◆ Do this ◆
Would you transcribe all of the data exactly, down to the last character?

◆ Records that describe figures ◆

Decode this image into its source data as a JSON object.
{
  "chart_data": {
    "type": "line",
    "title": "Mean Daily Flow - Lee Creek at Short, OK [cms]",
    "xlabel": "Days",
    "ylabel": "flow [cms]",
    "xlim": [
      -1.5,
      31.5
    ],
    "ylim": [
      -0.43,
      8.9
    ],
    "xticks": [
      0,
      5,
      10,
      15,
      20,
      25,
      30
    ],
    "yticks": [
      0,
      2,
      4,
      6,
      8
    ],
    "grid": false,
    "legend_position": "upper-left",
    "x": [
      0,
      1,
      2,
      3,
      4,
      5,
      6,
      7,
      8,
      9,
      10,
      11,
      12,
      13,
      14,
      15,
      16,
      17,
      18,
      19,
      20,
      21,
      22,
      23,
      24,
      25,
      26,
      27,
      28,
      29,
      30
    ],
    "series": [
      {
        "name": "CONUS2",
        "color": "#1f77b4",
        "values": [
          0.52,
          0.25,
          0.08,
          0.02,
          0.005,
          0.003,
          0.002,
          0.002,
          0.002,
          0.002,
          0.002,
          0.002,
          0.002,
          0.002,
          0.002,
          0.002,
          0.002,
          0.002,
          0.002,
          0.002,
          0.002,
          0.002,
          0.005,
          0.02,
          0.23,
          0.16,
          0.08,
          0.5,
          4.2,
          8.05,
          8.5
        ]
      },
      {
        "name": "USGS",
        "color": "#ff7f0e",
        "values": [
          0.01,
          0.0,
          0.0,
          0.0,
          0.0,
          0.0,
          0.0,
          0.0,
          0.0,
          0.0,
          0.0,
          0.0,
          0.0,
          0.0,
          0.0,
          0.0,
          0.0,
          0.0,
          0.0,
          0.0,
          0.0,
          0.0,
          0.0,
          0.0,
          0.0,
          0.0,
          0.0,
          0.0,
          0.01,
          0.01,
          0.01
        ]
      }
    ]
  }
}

◆ Exercise output ◆
Decode this image into its source data as a JSON object.
{
  "chart_data": {
    "type": "line",
    "title": "Mean Daily Flow - Lee Creek at Short, OK [cms]",
    "xlabel": "Days",
    "ylabel": "flow [cms]",
    "xlim": [
      -1.5,
      31.5
    ],
    "ylim": [
      -0.43,
      8.9
    ],
    "xticks": [
      0,
      5,
      10,
      15,
      20,
      25,
      30
    ],
    "yticks": [
      0,
      2,
      4,
      6,
      8
    ],
    "grid": false,
    "legend_position": "upper-left",
    "x": [
      0,
      1,
      2,
      3,
      4,
      5,
      6,
      7,
      8,
      9,
      10,
      11,
      12,
      13,
      14,
      15,
      16,
      17,
      18,
      19,
      20,
      21,
      22,
      23,
      24,
      25,
      26,
      27,
      28,
      29,
      30
    ],
    "series": [
      {
        "name": "CONUS2",
        "color": "#1f77b4",
        "values": [
          0.52,
          0.25,
          0.08,
          0.02,
          0.005,
          0.003,
          0.002,
          0.002,
          0.002,
          0.002,
          0.002,
          0.002,
          0.002,
          0.002,
          0.002,
          0.002,
          0.002,
          0.002,
          0.002,
          0.002,
          0.002,
          0.002,
          0.005,
          0.02,
          0.23,
          0.16,
          0.08,
          0.5,
          4.2,
          8.05,
          8.5
        ]
      },
      {
        "name": "USGS",
        "color": "#ff7f0e",
        "values": [
          0.01,
          0.0,
          0.0,
          0.0,
          0.0,
          0.0,
          0.0,
          0.0,
          0.0,
          0.0,
          0.0,
          0.0,
          0.0,
          0.0,
          0.0,
          0.0,
          0.0,
          0.0,
          0.0,
          0.0,
          0.0,
          0.0,
          0.0,
          0.0,
          0.0,
          0.0,
          0.0,
          0.0,
          0.01,
          0.01,
          0.01
        ]
      }
    ]
  }
}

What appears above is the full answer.